#### EXERCISE TASK:
Say how many lines contain "edição", using only the number.

══ RECORDS SUPPLIED ══

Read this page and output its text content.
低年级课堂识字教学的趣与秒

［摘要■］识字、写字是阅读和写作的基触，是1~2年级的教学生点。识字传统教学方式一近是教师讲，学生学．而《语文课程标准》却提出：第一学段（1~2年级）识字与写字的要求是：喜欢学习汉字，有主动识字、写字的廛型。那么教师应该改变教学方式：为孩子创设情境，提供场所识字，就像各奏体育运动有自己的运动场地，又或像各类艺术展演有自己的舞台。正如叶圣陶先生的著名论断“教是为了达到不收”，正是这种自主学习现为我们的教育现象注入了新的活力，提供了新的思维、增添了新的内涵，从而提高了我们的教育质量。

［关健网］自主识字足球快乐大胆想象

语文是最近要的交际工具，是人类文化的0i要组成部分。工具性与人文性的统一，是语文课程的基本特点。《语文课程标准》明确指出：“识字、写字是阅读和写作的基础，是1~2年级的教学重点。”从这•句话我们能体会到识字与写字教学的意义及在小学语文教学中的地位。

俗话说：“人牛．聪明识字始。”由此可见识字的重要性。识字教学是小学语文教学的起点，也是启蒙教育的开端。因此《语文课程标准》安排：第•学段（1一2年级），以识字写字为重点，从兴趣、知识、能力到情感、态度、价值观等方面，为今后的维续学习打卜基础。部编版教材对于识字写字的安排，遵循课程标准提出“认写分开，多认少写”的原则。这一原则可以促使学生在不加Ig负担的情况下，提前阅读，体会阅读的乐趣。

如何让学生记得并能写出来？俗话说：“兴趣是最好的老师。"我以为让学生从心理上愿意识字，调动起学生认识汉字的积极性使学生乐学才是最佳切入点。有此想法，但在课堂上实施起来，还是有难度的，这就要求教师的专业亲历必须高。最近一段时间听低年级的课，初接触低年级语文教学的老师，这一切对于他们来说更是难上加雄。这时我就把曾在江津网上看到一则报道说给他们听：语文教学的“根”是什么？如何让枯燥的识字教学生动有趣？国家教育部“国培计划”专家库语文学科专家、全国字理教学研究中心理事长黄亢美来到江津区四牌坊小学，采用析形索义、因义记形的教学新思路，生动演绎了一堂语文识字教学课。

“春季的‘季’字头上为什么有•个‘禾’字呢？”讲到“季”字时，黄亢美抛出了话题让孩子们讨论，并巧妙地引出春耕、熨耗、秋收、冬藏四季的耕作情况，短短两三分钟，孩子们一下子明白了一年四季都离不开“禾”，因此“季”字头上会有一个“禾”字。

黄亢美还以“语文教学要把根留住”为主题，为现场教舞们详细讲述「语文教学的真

═══
══ RECORDS SUPPLIED ══

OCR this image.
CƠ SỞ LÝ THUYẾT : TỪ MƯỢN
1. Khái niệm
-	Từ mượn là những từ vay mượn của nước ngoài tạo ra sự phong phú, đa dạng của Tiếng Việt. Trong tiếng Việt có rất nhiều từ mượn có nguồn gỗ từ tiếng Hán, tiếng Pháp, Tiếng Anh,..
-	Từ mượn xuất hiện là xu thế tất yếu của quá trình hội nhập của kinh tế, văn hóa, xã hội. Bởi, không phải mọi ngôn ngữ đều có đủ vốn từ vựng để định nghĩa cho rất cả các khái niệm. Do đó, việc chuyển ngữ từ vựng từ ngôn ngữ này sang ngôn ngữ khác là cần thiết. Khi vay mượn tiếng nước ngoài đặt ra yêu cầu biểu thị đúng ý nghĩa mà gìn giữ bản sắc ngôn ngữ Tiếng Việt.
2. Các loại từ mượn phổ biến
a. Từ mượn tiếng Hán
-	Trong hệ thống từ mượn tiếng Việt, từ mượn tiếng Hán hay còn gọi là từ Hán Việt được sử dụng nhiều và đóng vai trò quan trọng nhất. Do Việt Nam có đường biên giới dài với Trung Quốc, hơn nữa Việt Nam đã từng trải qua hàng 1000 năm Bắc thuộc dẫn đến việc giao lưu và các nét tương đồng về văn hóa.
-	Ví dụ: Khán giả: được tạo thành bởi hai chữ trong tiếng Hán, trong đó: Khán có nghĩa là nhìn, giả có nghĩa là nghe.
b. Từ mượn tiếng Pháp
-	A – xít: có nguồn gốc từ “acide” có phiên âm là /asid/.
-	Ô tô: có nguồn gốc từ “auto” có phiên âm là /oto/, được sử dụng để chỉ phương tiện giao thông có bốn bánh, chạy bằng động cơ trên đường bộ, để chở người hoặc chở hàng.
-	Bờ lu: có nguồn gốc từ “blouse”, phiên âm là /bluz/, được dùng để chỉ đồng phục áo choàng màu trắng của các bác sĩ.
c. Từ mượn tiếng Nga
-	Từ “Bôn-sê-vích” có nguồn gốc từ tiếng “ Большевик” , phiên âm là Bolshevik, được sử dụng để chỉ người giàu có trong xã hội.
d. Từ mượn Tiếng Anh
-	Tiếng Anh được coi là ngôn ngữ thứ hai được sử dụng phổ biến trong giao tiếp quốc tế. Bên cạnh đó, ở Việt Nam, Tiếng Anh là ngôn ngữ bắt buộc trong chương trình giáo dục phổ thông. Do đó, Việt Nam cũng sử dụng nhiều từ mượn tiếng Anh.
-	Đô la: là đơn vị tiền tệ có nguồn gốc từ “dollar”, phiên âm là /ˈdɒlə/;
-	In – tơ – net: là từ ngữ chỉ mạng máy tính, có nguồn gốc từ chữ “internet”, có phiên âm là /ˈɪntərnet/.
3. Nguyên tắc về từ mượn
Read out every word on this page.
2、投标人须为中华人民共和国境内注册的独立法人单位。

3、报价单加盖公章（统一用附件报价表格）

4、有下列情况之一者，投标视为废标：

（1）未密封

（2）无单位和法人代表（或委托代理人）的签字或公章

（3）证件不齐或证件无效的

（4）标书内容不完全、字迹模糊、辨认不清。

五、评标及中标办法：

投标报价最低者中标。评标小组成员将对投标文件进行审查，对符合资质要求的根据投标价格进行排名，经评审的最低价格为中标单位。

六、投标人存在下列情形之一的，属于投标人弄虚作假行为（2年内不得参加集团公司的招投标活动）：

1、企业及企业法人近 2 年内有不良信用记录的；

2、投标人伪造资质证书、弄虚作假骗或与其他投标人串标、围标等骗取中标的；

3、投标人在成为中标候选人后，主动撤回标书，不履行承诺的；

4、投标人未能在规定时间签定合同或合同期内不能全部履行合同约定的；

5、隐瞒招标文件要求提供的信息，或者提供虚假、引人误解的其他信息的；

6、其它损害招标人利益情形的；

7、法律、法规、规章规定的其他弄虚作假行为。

═══
══ RECORDS SUPPLIED ══

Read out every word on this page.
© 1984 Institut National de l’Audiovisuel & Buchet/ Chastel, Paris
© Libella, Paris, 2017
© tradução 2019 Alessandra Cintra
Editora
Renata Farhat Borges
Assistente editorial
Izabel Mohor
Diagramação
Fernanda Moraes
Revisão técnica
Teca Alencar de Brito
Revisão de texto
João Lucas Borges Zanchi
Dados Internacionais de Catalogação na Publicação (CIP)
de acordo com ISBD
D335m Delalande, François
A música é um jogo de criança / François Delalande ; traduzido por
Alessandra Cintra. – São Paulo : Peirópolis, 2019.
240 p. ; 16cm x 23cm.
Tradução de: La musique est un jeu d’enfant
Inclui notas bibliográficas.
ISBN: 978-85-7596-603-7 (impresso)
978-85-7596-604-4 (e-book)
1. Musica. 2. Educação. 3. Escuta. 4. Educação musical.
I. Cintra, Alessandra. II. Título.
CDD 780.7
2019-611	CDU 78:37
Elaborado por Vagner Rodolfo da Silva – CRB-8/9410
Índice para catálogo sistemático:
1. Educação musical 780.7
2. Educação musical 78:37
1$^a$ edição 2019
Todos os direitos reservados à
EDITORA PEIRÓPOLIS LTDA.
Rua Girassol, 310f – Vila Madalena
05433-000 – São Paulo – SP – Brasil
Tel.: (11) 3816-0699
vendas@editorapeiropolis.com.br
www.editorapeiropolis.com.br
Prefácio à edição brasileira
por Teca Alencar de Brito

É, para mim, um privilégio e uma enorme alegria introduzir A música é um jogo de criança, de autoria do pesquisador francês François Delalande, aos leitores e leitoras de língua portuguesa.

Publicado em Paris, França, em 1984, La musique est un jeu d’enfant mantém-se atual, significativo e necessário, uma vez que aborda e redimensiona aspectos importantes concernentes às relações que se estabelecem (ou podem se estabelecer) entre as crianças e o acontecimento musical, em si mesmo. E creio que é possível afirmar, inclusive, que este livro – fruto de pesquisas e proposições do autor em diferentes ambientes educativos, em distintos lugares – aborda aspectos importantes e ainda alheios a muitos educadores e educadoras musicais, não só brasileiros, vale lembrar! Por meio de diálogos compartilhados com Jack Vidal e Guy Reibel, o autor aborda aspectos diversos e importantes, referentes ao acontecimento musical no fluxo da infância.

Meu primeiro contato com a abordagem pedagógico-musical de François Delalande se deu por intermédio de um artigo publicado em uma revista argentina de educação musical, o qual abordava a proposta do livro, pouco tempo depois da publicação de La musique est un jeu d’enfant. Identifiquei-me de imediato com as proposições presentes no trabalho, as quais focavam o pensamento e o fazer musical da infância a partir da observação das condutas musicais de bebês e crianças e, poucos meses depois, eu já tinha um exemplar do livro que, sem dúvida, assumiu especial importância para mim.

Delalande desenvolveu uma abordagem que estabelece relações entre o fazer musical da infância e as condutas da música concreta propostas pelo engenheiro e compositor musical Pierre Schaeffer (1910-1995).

═══

#### RESULT FOR THIS EXERCISE:
2